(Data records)
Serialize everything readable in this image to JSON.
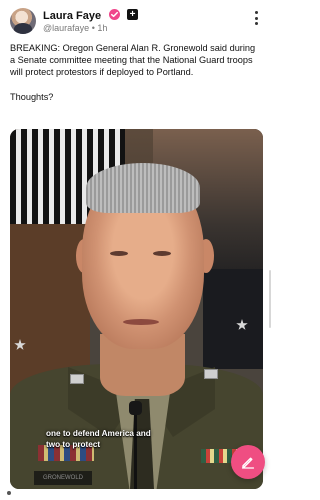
{
  "post": {
    "author": {
      "name": "Laura Faye",
      "handle": "@laurafaye",
      "time": "1h",
      "separator": "•"
    },
    "badges": {
      "verified_icon": "pink-check-badge-icon",
      "plus_icon": "plus-badge-icon",
      "plus_text": "+"
    },
    "text": [
      "BREAKING: Oregon General Alan R. Gronewold said during a Senate committee meeting that the National Guard troops will protect protestors if deployed to Portland.",
      "Thoughts?"
    ],
    "media": {
      "caption_lines": [
        "one to defend America and",
        "two to protect"
      ],
      "nameplate": "GRONEWOLD"
    }
  },
  "actions": {
    "more_icon": "vertical-ellipsis-icon",
    "compose_icon": "pencil-icon"
  },
  "colors": {
    "accent": "#ef4e82",
    "verified": "#f0458b",
    "text": "#111111",
    "muted": "#7a7a7a"
  }
}
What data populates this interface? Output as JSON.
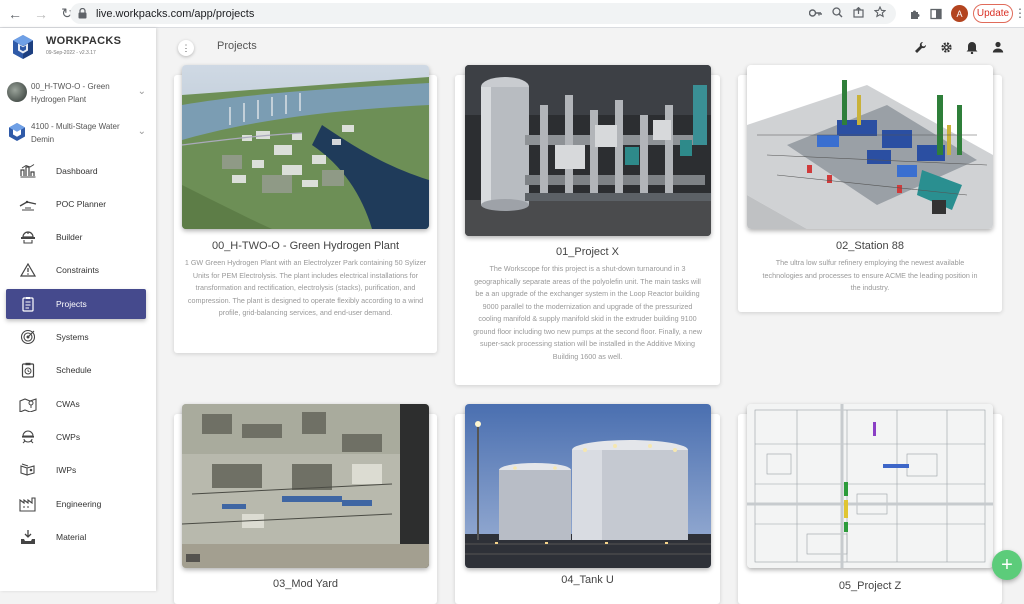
{
  "browser": {
    "url": "live.workpacks.com/app/projects",
    "avatar_letter": "A",
    "update_label": "Update"
  },
  "brand": {
    "name": "WORKPACKS",
    "version": "09-Sep-2022 - v2.3.17"
  },
  "project_selectors": [
    {
      "label": "00_H-TWO-O - Green Hydrogen Plant"
    },
    {
      "label": "4100 - Multi-Stage Water Demin"
    }
  ],
  "menu": [
    {
      "label": "Dashboard",
      "icon": "dashboard-icon"
    },
    {
      "label": "POC Planner",
      "icon": "poc-planner-icon"
    },
    {
      "label": "Builder",
      "icon": "builder-icon"
    },
    {
      "label": "Constraints",
      "icon": "constraints-icon"
    },
    {
      "label": "Projects",
      "icon": "projects-icon",
      "active": true
    },
    {
      "label": "Systems",
      "icon": "systems-icon"
    },
    {
      "label": "Schedule",
      "icon": "schedule-icon"
    },
    {
      "label": "CWAs",
      "icon": "cwas-icon"
    },
    {
      "label": "CWPs",
      "icon": "cwps-icon"
    },
    {
      "label": "IWPs",
      "icon": "iwps-icon"
    },
    {
      "label": "Engineering",
      "icon": "engineering-icon"
    },
    {
      "label": "Material",
      "icon": "material-icon"
    }
  ],
  "header": {
    "title": "Projects"
  },
  "accent": "#454a8d",
  "fab_color": "#5ccc7a",
  "projects": [
    {
      "title": "00_H-TWO-O - Green Hydrogen Plant",
      "description": "1 GW Green Hydrogen Plant with an Electrolyzer Park containing 50 Sylizer Units for PEM Electrolysis. The plant includes electrical installations for transformation and rectification, electrolysis (stacks), purification, and compression. The plant is designed to operate flexibly according to a wind profile, grid-balancing services, and end-user demand."
    },
    {
      "title": "01_Project X",
      "description": "The Workscope for this project is a shut-down turnaround in 3 geographically separate areas of the polyolefin unit. The main tasks will be a an upgrade of the exchanger system in the Loop Reactor building 9000 parallel to the modernization and upgrade of the pressurized cooling manifold & supply manifold skid in the extruder building 9100 ground floor including two new pumps at the second floor. Finally, a new super-sack processing station will be installed in the Additive Mixing Building 1600 as well."
    },
    {
      "title": "02_Station 88",
      "description": "The ultra low sulfur refinery employing the newest available technologies and processes to ensure ACME the leading position in the industry."
    },
    {
      "title": "03_Mod Yard",
      "description": ""
    },
    {
      "title": "04_Tank U",
      "description": ""
    },
    {
      "title": "05_Project Z",
      "description": ""
    }
  ]
}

**Prompt**: Skipping the pictures, transcribe each line above exactly as it appears.

**Expected answer**:
Serialize everything readable in this image to JSON.
{
  "post": {
    "author": {
      "name": "Laura Faye",
      "handle": "@laurafaye",
      "time": "1h",
      "separator": "•"
    },
    "badges": {
      "verified_icon": "pink-check-badge-icon",
      "plus_icon": "plus-badge-icon",
      "plus_text": "+"
    },
    "text": [
      "BREAKING: Oregon General Alan R. Gronewold said during a Senate committee meeting that the National Guard troops will protect protestors if deployed to Portland.",
      "Thoughts?"
    ],
    "media": {
      "caption_lines": [
        "one to defend America and",
        "two to protect"
      ],
      "nameplate": "GRONEWOLD"
    }
  },
  "actions": {
    "more_icon": "vertical-ellipsis-icon",
    "compose_icon": "pencil-icon"
  },
  "colors": {
    "accent": "#ef4e82",
    "verified": "#f0458b",
    "text": "#111111",
    "muted": "#7a7a7a"
  }
}
What data populates this interface? Output as JSON.
{
  "browser": {
    "url": "live.workpacks.com/app/projects",
    "avatar_letter": "A",
    "update_label": "Update"
  },
  "brand": {
    "name": "WORKPACKS",
    "version": "09-Sep-2022 - v2.3.17"
  },
  "project_selectors": [
    {
      "label": "00_H-TWO-O - Green Hydrogen Plant"
    },
    {
      "label": "4100 - Multi-Stage Water Demin"
    }
  ],
  "menu": [
    {
      "label": "Dashboard",
      "icon": "dashboard-icon"
    },
    {
      "label": "POC Planner",
      "icon": "poc-planner-icon"
    },
    {
      "label": "Builder",
      "icon": "builder-icon"
    },
    {
      "label": "Constraints",
      "icon": "constraints-icon"
    },
    {
      "label": "Projects",
      "icon": "projects-icon",
      "active": true
    },
    {
      "label": "Systems",
      "icon": "systems-icon"
    },
    {
      "label": "Schedule",
      "icon": "schedule-icon"
    },
    {
      "label": "CWAs",
      "icon": "cwas-icon"
    },
    {
      "label": "CWPs",
      "icon": "cwps-icon"
    },
    {
      "label": "IWPs",
      "icon": "iwps-icon"
    },
    {
      "label": "Engineering",
      "icon": "engineering-icon"
    },
    {
      "label": "Material",
      "icon": "material-icon"
    }
  ],
  "header": {
    "title": "Projects"
  },
  "accent": "#454a8d",
  "fab_color": "#5ccc7a",
  "projects": [
    {
      "title": "00_H-TWO-O - Green Hydrogen Plant",
      "description": "1 GW Green Hydrogen Plant with an Electrolyzer Park containing 50 Sylizer Units for PEM Electrolysis. The plant includes electrical installations for transformation and rectification, electrolysis (stacks), purification, and compression. The plant is designed to operate flexibly according to a wind profile, grid-balancing services, and end-user demand."
    },
    {
      "title": "01_Project X",
      "description": "The Workscope for this project is a shut-down turnaround in 3 geographically separate areas of the polyolefin unit. The main tasks will be a an upgrade of the exchanger system in the Loop Reactor building 9000 parallel to the modernization and upgrade of the pressurized cooling manifold & supply manifold skid in the extruder building 9100 ground floor including two new pumps at the second floor. Finally, a new super-sack processing station will be installed in the Additive Mixing Building 1600 as well."
    },
    {
      "title": "02_Station 88",
      "description": "The ultra low sulfur refinery employing the newest available technologies and processes to ensure ACME the leading position in the industry."
    },
    {
      "title": "03_Mod Yard",
      "description": ""
    },
    {
      "title": "04_Tank U",
      "description": ""
    },
    {
      "title": "05_Project Z",
      "description": ""
    }
  ]
}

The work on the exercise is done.